=== What is needed ===
A verbatim repetition of the data below is requested, without images.

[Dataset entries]
######

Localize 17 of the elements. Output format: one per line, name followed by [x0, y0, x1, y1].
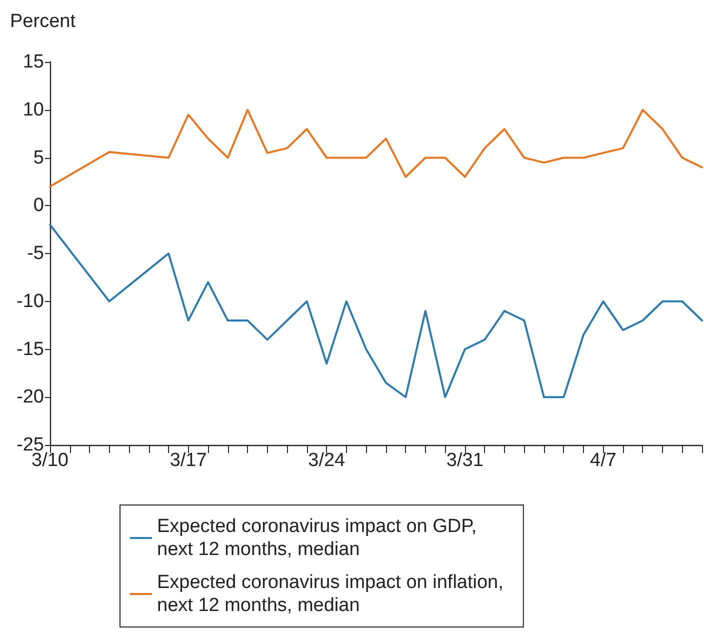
y-tick-label: 15 — [22, 52, 44, 72]
x-tick-label: 3/24 — [308, 450, 346, 471]
y-tick-label: 10 — [22, 99, 44, 120]
legend-label: Expected coronavirus impact on GDP, next 12 months, median — [157, 516, 477, 560]
x-tick-label: 3/17 — [170, 450, 207, 471]
y-tick-label: 0 — [33, 195, 44, 216]
y-tick-label: -20 — [16, 386, 44, 408]
y-tick-label: -5 — [27, 243, 44, 264]
x-tick-label: 3/31 — [446, 450, 484, 471]
line-series — [49, 224, 703, 398]
line-series — [49, 108, 703, 188]
x-tick-label: 4/7 — [590, 450, 616, 471]
y-tick-label: -10 — [16, 290, 44, 312]
y-tick-label: 5 — [33, 147, 44, 168]
y-tick-label: -15 — [16, 338, 44, 360]
legend-label: Expected coronavirus impact on inflation, next 12 months, median — [157, 572, 504, 616]
y-axis-title: Percent — [10, 11, 76, 32]
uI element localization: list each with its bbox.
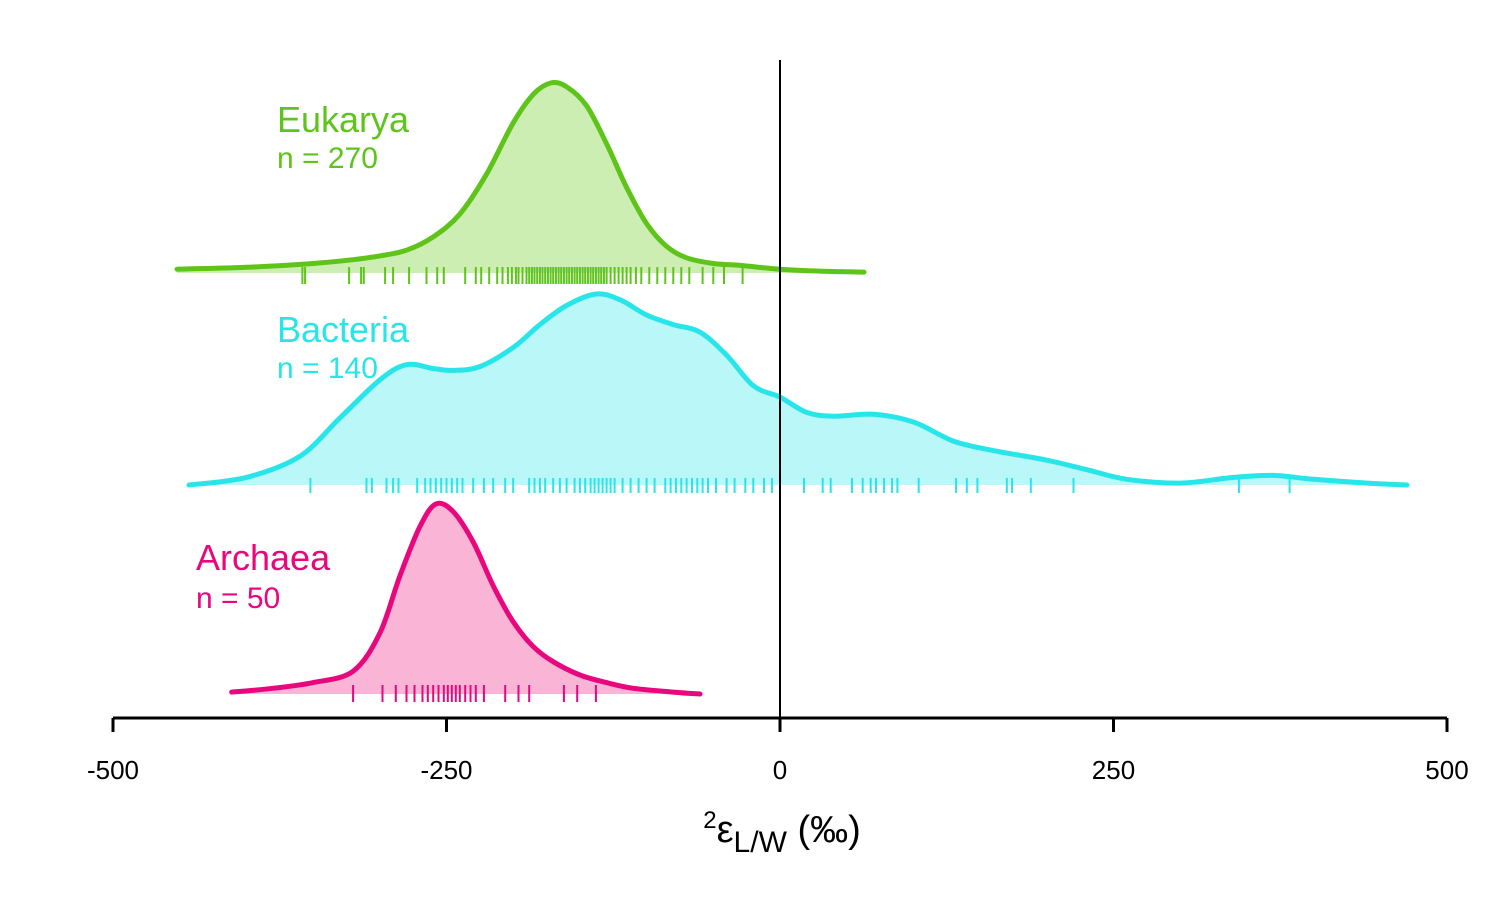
- x-axis-title: 2εL/W (‰): [703, 807, 861, 859]
- bacteria-count-label: n = 140: [277, 352, 378, 385]
- x-axis-title-unit: (‰): [787, 809, 861, 851]
- series-archaea: Archaea n = 50: [196, 500, 703, 702]
- x-axis-title-symbol: ε: [717, 809, 734, 851]
- x-tick-label: 500: [1425, 755, 1468, 785]
- x-axis-title-subscript: L/W: [734, 826, 788, 859]
- archaea-density-fill: [231, 503, 700, 694]
- x-tick-label: -250: [420, 755, 472, 785]
- eukarya-density-fill: [177, 82, 864, 273]
- eukarya-count-label: n = 270: [277, 142, 378, 175]
- x-tick-label: 250: [1092, 755, 1135, 785]
- archaea-density-line: [229, 500, 703, 697]
- archaea-count-label: n = 50: [196, 582, 280, 615]
- x-axis: -500 -250 0 250 500: [87, 716, 1469, 785]
- eukarya-label: Eukarya: [277, 99, 410, 140]
- bacteria-density-fill: [189, 293, 1407, 485]
- bacteria-rug: [309, 478, 1291, 493]
- x-tick-label: -500: [87, 755, 139, 785]
- x-axis-title-superscript: 2: [703, 807, 716, 834]
- archaea-label: Archaea: [196, 537, 331, 578]
- bacteria-label: Bacteria: [277, 309, 410, 350]
- archaea-rug: [352, 685, 597, 702]
- x-tick-label: 0: [773, 755, 787, 785]
- eukarya-rug: [301, 267, 744, 284]
- bacteria-density-line: [186, 291, 1410, 488]
- eukarya-density-line: [174, 80, 867, 275]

######

=== Your response ===
Localize 17 of the elements. Output format: one per line, name followed by [x0, y0, x1, y1].
y-tick-label: 15 — [22, 52, 44, 72]
x-tick-label: 3/24 — [308, 450, 346, 471]
y-tick-label: 10 — [22, 99, 44, 120]
legend-label: Expected coronavirus impact on GDP, next 12 months, median — [157, 516, 477, 560]
x-tick-label: 3/17 — [170, 450, 207, 471]
y-tick-label: 0 — [33, 195, 44, 216]
y-tick-label: -20 — [16, 386, 44, 408]
y-tick-label: -5 — [27, 243, 44, 264]
x-tick-label: 3/31 — [446, 450, 484, 471]
line-series — [49, 224, 703, 398]
line-series — [49, 108, 703, 188]
x-tick-label: 4/7 — [590, 450, 616, 471]
y-tick-label: -10 — [16, 290, 44, 312]
y-tick-label: 5 — [33, 147, 44, 168]
y-tick-label: -15 — [16, 338, 44, 360]
legend-label: Expected coronavirus impact on inflation, next 12 months, median — [157, 572, 504, 616]
y-axis-title: Percent — [10, 11, 76, 32]
uI element localization: list each with its bbox.
- x-axis-title: 2εL/W (‰): [703, 807, 861, 859]
- bacteria-count-label: n = 140: [277, 352, 378, 385]
- x-axis-title-unit: (‰): [787, 809, 861, 851]
- series-archaea: Archaea n = 50: [196, 500, 703, 702]
- x-axis-title-symbol: ε: [717, 809, 734, 851]
- x-tick-label: 500: [1425, 755, 1468, 785]
- x-axis-title-subscript: L/W: [734, 826, 788, 859]
- archaea-density-fill: [231, 503, 700, 694]
- x-tick-label: -250: [420, 755, 472, 785]
- eukarya-density-fill: [177, 82, 864, 273]
- eukarya-count-label: n = 270: [277, 142, 378, 175]
- x-tick-label: 250: [1092, 755, 1135, 785]
- archaea-density-line: [229, 500, 703, 697]
- archaea-count-label: n = 50: [196, 582, 280, 615]
- x-axis: -500 -250 0 250 500: [87, 716, 1469, 785]
- eukarya-label: Eukarya: [277, 99, 410, 140]
- bacteria-density-fill: [189, 293, 1407, 485]
- bacteria-rug: [309, 478, 1291, 493]
- x-tick-label: -500: [87, 755, 139, 785]
- x-axis-title-superscript: 2: [703, 807, 716, 834]
- archaea-label: Archaea: [196, 537, 331, 578]
- bacteria-label: Bacteria: [277, 309, 410, 350]
- archaea-rug: [352, 685, 597, 702]
- x-tick-label: 0: [773, 755, 787, 785]
- eukarya-rug: [301, 267, 744, 284]
- bacteria-density-line: [186, 291, 1410, 488]
- eukarya-density-line: [174, 80, 867, 275]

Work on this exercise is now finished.